:: Materials provided ::

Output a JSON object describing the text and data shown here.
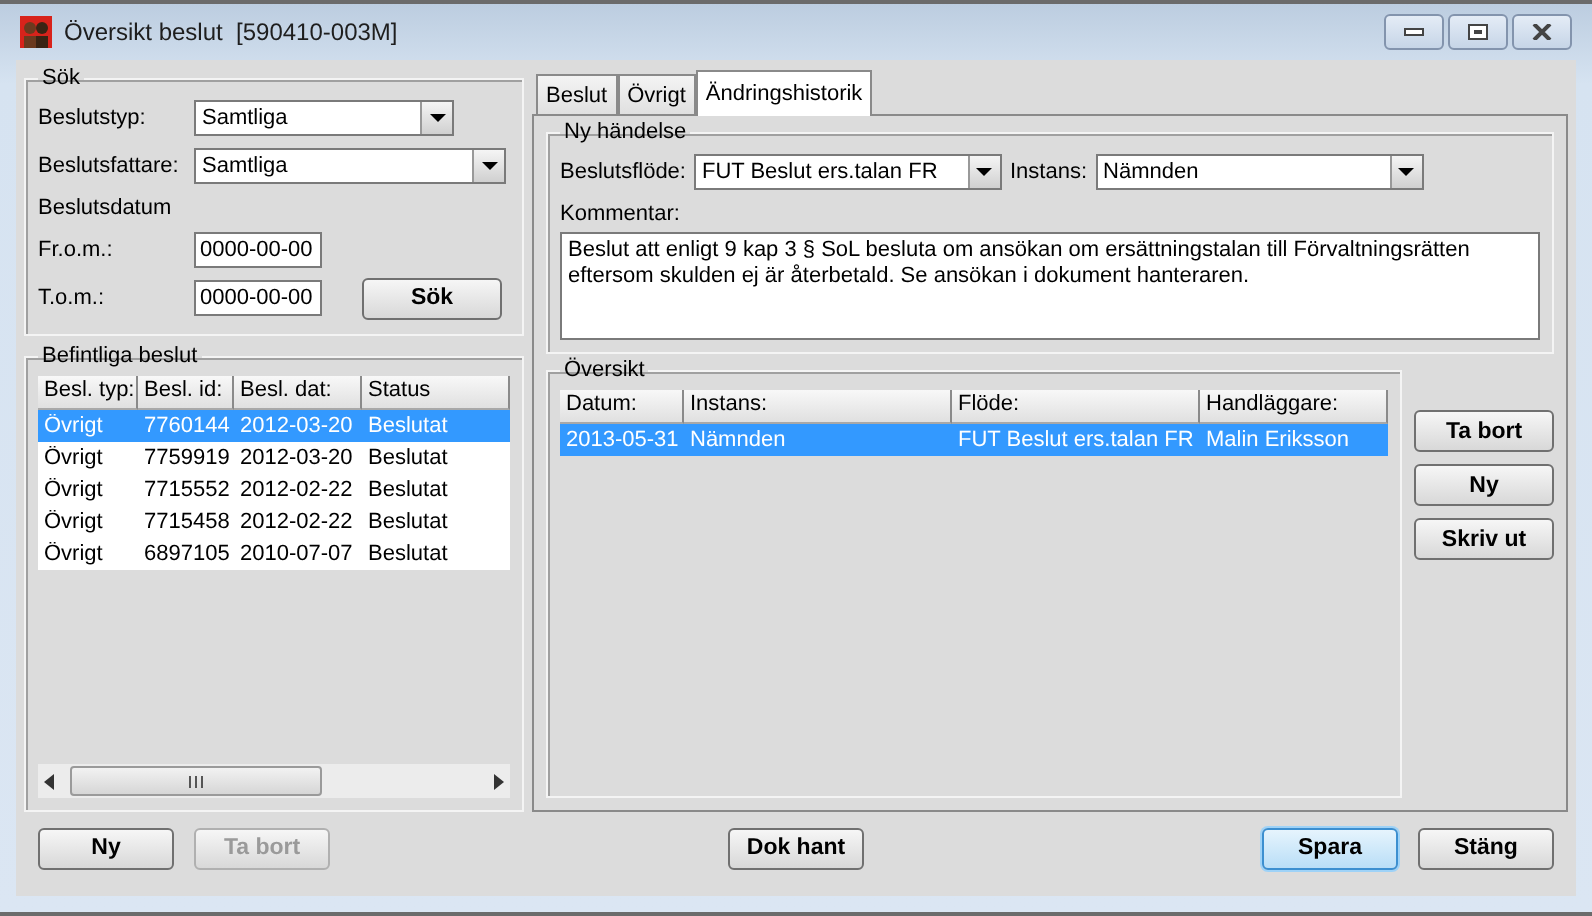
{
  "window": {
    "title": "Översikt beslut  [590410-003M]"
  },
  "search": {
    "title": "Sök",
    "selects": [
      {
        "label": "Beslutstyp:",
        "value": "Samtliga",
        "wide": false
      },
      {
        "label": "Beslutsfattare:",
        "value": "Samtliga",
        "wide": true
      }
    ],
    "date_heading": "Beslutsdatum",
    "dates": [
      {
        "label": "Fr.o.m.:",
        "value": "0000-00-00"
      },
      {
        "label": "T.o.m.:",
        "value": "0000-00-00"
      }
    ],
    "button": "Sök"
  },
  "existing": {
    "title": "Befintliga beslut",
    "columns": [
      "Besl. typ:",
      "Besl. id:",
      "Besl. dat:",
      "Status"
    ],
    "rows": [
      {
        "cells": [
          "Övrigt",
          "7760144",
          "2012-03-20",
          "Beslutat"
        ],
        "selected": true
      },
      {
        "cells": [
          "Övrigt",
          "7759919",
          "2012-03-20",
          "Beslutat"
        ],
        "selected": false
      },
      {
        "cells": [
          "Övrigt",
          "7715552",
          "2012-02-22",
          "Beslutat"
        ],
        "selected": false
      },
      {
        "cells": [
          "Övrigt",
          "7715458",
          "2012-02-22",
          "Beslutat"
        ],
        "selected": false
      },
      {
        "cells": [
          "Övrigt",
          "6897105",
          "2010-07-07",
          "Beslutat"
        ],
        "selected": false
      }
    ]
  },
  "tabs": [
    {
      "label": "Beslut",
      "selected": false
    },
    {
      "label": "Övrigt",
      "selected": false
    },
    {
      "label": "Ändringshistorik",
      "selected": true
    }
  ],
  "new_event": {
    "title": "Ny händelse",
    "flow": {
      "label": "Beslutsflöde:",
      "value": "FUT Beslut ers.talan FR"
    },
    "instance": {
      "label": "Instans:",
      "value": "Nämnden"
    },
    "comment": {
      "label": "Kommentar:",
      "value": "Beslut att enligt 9 kap 3 § SoL besluta om ansökan om ersättningstalan till Förvaltningsrätten eftersom skulden ej är återbetald. Se ansökan i dokument hanteraren."
    }
  },
  "overview": {
    "title": "Översikt",
    "columns": [
      "Datum:",
      "Instans:",
      "Flöde:",
      "Handläggare:"
    ],
    "rows": [
      {
        "cells": [
          "2013-05-31",
          "Nämnden",
          "FUT Beslut ers.talan FR",
          "Malin Eriksson"
        ],
        "selected": true
      }
    ]
  },
  "side_buttons": [
    "Ta bort",
    "Ny",
    "Skriv ut"
  ],
  "footer_buttons": [
    {
      "label": "Ny",
      "disabled": false,
      "focused": false
    },
    {
      "label": "Ta bort",
      "disabled": true,
      "focused": false
    },
    {
      "label": "Dok hant",
      "disabled": false,
      "focused": false
    },
    {
      "label": "Spara",
      "disabled": false,
      "focused": true
    },
    {
      "label": "Stäng",
      "disabled": false,
      "focused": false
    }
  ]
}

:::

» **Requirements**: Please set down each line of the data above exactly as written, without the pictures.

» **Correct response**:
Output a JSON object describing the text and data shown here.
{
  "window": {
    "title": "Översikt beslut  [590410-003M]"
  },
  "search": {
    "title": "Sök",
    "selects": [
      {
        "label": "Beslutstyp:",
        "value": "Samtliga",
        "wide": false
      },
      {
        "label": "Beslutsfattare:",
        "value": "Samtliga",
        "wide": true
      }
    ],
    "date_heading": "Beslutsdatum",
    "dates": [
      {
        "label": "Fr.o.m.:",
        "value": "0000-00-00"
      },
      {
        "label": "T.o.m.:",
        "value": "0000-00-00"
      }
    ],
    "button": "Sök"
  },
  "existing": {
    "title": "Befintliga beslut",
    "columns": [
      "Besl. typ:",
      "Besl. id:",
      "Besl. dat:",
      "Status"
    ],
    "rows": [
      {
        "cells": [
          "Övrigt",
          "7760144",
          "2012-03-20",
          "Beslutat"
        ],
        "selected": true
      },
      {
        "cells": [
          "Övrigt",
          "7759919",
          "2012-03-20",
          "Beslutat"
        ],
        "selected": false
      },
      {
        "cells": [
          "Övrigt",
          "7715552",
          "2012-02-22",
          "Beslutat"
        ],
        "selected": false
      },
      {
        "cells": [
          "Övrigt",
          "7715458",
          "2012-02-22",
          "Beslutat"
        ],
        "selected": false
      },
      {
        "cells": [
          "Övrigt",
          "6897105",
          "2010-07-07",
          "Beslutat"
        ],
        "selected": false
      }
    ]
  },
  "tabs": [
    {
      "label": "Beslut",
      "selected": false
    },
    {
      "label": "Övrigt",
      "selected": false
    },
    {
      "label": "Ändringshistorik",
      "selected": true
    }
  ],
  "new_event": {
    "title": "Ny händelse",
    "flow": {
      "label": "Beslutsflöde:",
      "value": "FUT Beslut ers.talan FR"
    },
    "instance": {
      "label": "Instans:",
      "value": "Nämnden"
    },
    "comment": {
      "label": "Kommentar:",
      "value": "Beslut att enligt 9 kap 3 § SoL besluta om ansökan om ersättningstalan till Förvaltningsrätten eftersom skulden ej är återbetald. Se ansökan i dokument hanteraren."
    }
  },
  "overview": {
    "title": "Översikt",
    "columns": [
      "Datum:",
      "Instans:",
      "Flöde:",
      "Handläggare:"
    ],
    "rows": [
      {
        "cells": [
          "2013-05-31",
          "Nämnden",
          "FUT Beslut ers.talan FR",
          "Malin Eriksson"
        ],
        "selected": true
      }
    ]
  },
  "side_buttons": [
    "Ta bort",
    "Ny",
    "Skriv ut"
  ],
  "footer_buttons": [
    {
      "label": "Ny",
      "disabled": false,
      "focused": false
    },
    {
      "label": "Ta bort",
      "disabled": true,
      "focused": false
    },
    {
      "label": "Dok hant",
      "disabled": false,
      "focused": false
    },
    {
      "label": "Spara",
      "disabled": false,
      "focused": true
    },
    {
      "label": "Stäng",
      "disabled": false,
      "focused": false
    }
  ]
}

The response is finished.